*THE REQUEST:*
Pictures within the data are to be left out; everything else must be reproduced exactly.

Figure dataset records

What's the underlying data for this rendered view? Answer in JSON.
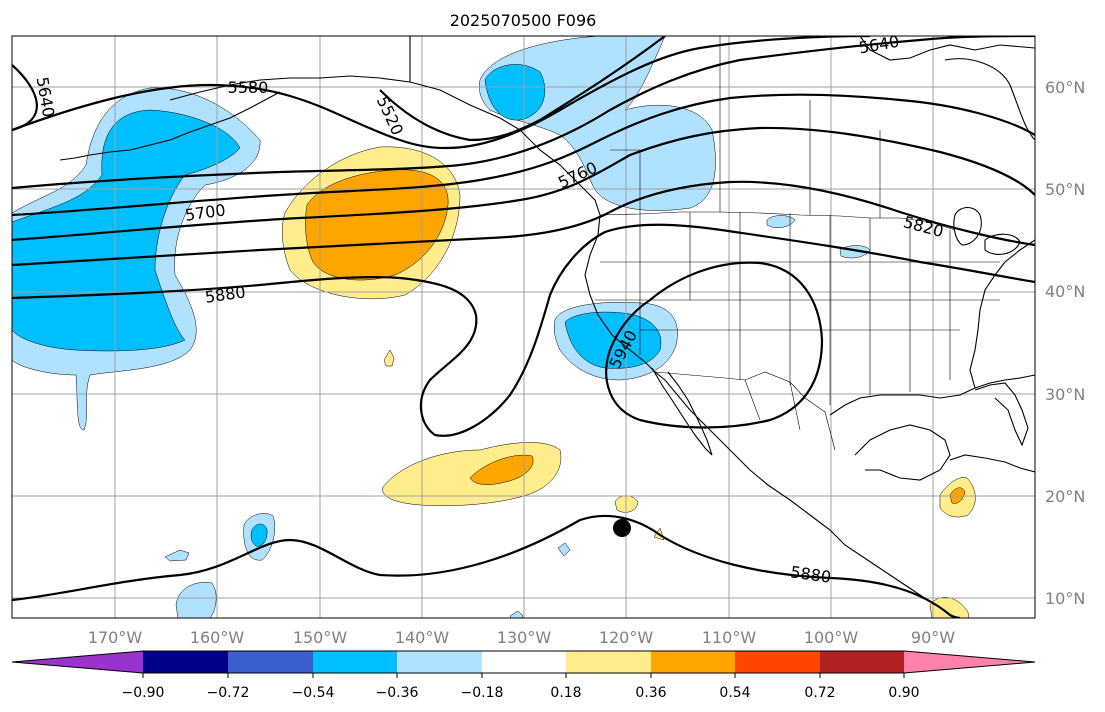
{
  "title": "2025070500 F096",
  "colors": {
    "neg_090_plus": "#9a32cd",
    "neg_072_090": "#00008b",
    "neg_054_072": "#3a5fcd",
    "neg_036_054": "#00bfff",
    "neg_018_036": "#b0e2ff",
    "neutral": "#ffffff",
    "pos_018_036": "#ffec8b",
    "pos_036_054": "#ffa500",
    "pos_054_072": "#ff4500",
    "pos_072_090": "#b22222",
    "pos_090_plus": "#ff82ab"
  },
  "map": {
    "region": "North-East Pacific and North America",
    "lon_labels": [
      "170°W",
      "160°W",
      "150°W",
      "140°W",
      "130°W",
      "120°W",
      "110°W",
      "100°W",
      "90°W"
    ],
    "lat_labels": [
      "60°N",
      "50°N",
      "40°N",
      "30°N",
      "20°N",
      "10°N"
    ],
    "contour_labels": [
      "5640",
      "5580",
      "5520",
      "5640",
      "5700",
      "5760",
      "5820",
      "5880",
      "5940",
      "5880"
    ],
    "marker": "filled-circle"
  },
  "colorbar": {
    "tick_labels": [
      "−0.90",
      "−0.72",
      "−0.54",
      "−0.36",
      "−0.18",
      "0.18",
      "0.36",
      "0.54",
      "0.72",
      "0.90"
    ],
    "extend": "both"
  }
}
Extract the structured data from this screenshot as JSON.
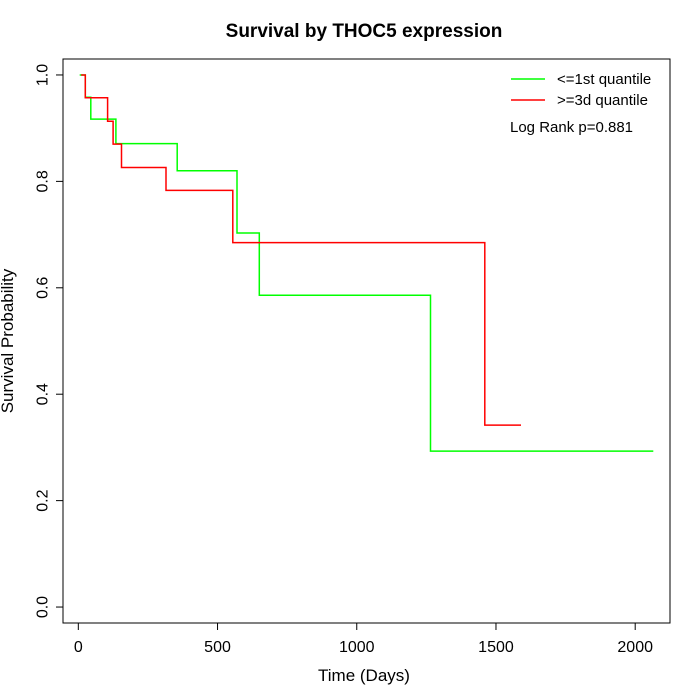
{
  "chart_data": {
    "type": "line",
    "title": "Survival by THOC5 expression",
    "xlabel": "Time (Days)",
    "ylabel": "Survival Probability",
    "xlim": [
      -55,
      2125
    ],
    "ylim": [
      -0.03,
      1.03
    ],
    "x_ticks": [
      0,
      500,
      1000,
      1500,
      2000
    ],
    "x_tick_labels": [
      "0",
      "500",
      "1000",
      "1500",
      "2000"
    ],
    "y_ticks": [
      0.0,
      0.2,
      0.4,
      0.6,
      0.8,
      1.0
    ],
    "y_tick_labels": [
      "0.0",
      "0.2",
      "0.4",
      "0.6",
      "0.8",
      "1.0"
    ],
    "grid": false,
    "legend_position": "top-right",
    "annotation": "Log Rank p=0.881",
    "series": [
      {
        "name": "<=1st quantile",
        "color": "#00ff00",
        "steps": [
          [
            5,
            1.0
          ],
          [
            25,
            0.958
          ],
          [
            45,
            0.917
          ],
          [
            135,
            0.871
          ],
          [
            355,
            0.82
          ],
          [
            570,
            0.703
          ],
          [
            650,
            0.586
          ],
          [
            1265,
            0.293
          ],
          [
            2065,
            0.293
          ]
        ]
      },
      {
        "name": ">=3d quantile",
        "color": "#ff0000",
        "steps": [
          [
            10,
            1.0
          ],
          [
            25,
            0.957
          ],
          [
            105,
            0.913
          ],
          [
            125,
            0.87
          ],
          [
            155,
            0.826
          ],
          [
            315,
            0.783
          ],
          [
            555,
            0.685
          ],
          [
            1460,
            0.342
          ],
          [
            1590,
            0.342
          ]
        ]
      }
    ]
  }
}
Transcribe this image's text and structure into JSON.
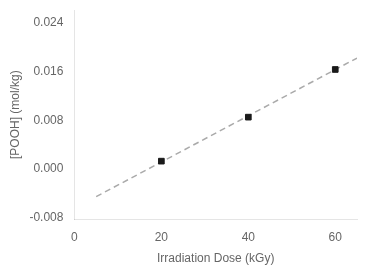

*RESULT BELOW:*
What's the underlying data for this rendered view? Answer in JSON.
{
  "title": "2025070500 F096",
  "colors": {
    "neg_090_plus": "#9a32cd",
    "neg_072_090": "#00008b",
    "neg_054_072": "#3a5fcd",
    "neg_036_054": "#00bfff",
    "neg_018_036": "#b0e2ff",
    "neutral": "#ffffff",
    "pos_018_036": "#ffec8b",
    "pos_036_054": "#ffa500",
    "pos_054_072": "#ff4500",
    "pos_072_090": "#b22222",
    "pos_090_plus": "#ff82ab"
  },
  "map": {
    "region": "North-East Pacific and North America",
    "lon_labels": [
      "170°W",
      "160°W",
      "150°W",
      "140°W",
      "130°W",
      "120°W",
      "110°W",
      "100°W",
      "90°W"
    ],
    "lat_labels": [
      "60°N",
      "50°N",
      "40°N",
      "30°N",
      "20°N",
      "10°N"
    ],
    "contour_labels": [
      "5640",
      "5580",
      "5520",
      "5640",
      "5700",
      "5760",
      "5820",
      "5880",
      "5940",
      "5880"
    ],
    "marker": "filled-circle"
  },
  "colorbar": {
    "tick_labels": [
      "−0.90",
      "−0.72",
      "−0.54",
      "−0.36",
      "−0.18",
      "0.18",
      "0.36",
      "0.54",
      "0.72",
      "0.90"
    ],
    "extend": "both"
  }
}
Extract the structured data from this screenshot as JSON.
{
  "chart_data": {
    "type": "line",
    "title": "Survival by THOC5 expression",
    "xlabel": "Time (Days)",
    "ylabel": "Survival Probability",
    "xlim": [
      -55,
      2125
    ],
    "ylim": [
      -0.03,
      1.03
    ],
    "x_ticks": [
      0,
      500,
      1000,
      1500,
      2000
    ],
    "x_tick_labels": [
      "0",
      "500",
      "1000",
      "1500",
      "2000"
    ],
    "y_ticks": [
      0.0,
      0.2,
      0.4,
      0.6,
      0.8,
      1.0
    ],
    "y_tick_labels": [
      "0.0",
      "0.2",
      "0.4",
      "0.6",
      "0.8",
      "1.0"
    ],
    "grid": false,
    "legend_position": "top-right",
    "annotation": "Log Rank p=0.881",
    "series": [
      {
        "name": "<=1st quantile",
        "color": "#00ff00",
        "steps": [
          [
            5,
            1.0
          ],
          [
            25,
            0.958
          ],
          [
            45,
            0.917
          ],
          [
            135,
            0.871
          ],
          [
            355,
            0.82
          ],
          [
            570,
            0.703
          ],
          [
            650,
            0.586
          ],
          [
            1265,
            0.293
          ],
          [
            2065,
            0.293
          ]
        ]
      },
      {
        "name": ">=3d quantile",
        "color": "#ff0000",
        "steps": [
          [
            10,
            1.0
          ],
          [
            25,
            0.957
          ],
          [
            105,
            0.913
          ],
          [
            125,
            0.87
          ],
          [
            155,
            0.826
          ],
          [
            315,
            0.783
          ],
          [
            555,
            0.685
          ],
          [
            1460,
            0.342
          ],
          [
            1590,
            0.342
          ]
        ]
      }
    ]
  }
}
Transcribe this image's text and structure into JSON.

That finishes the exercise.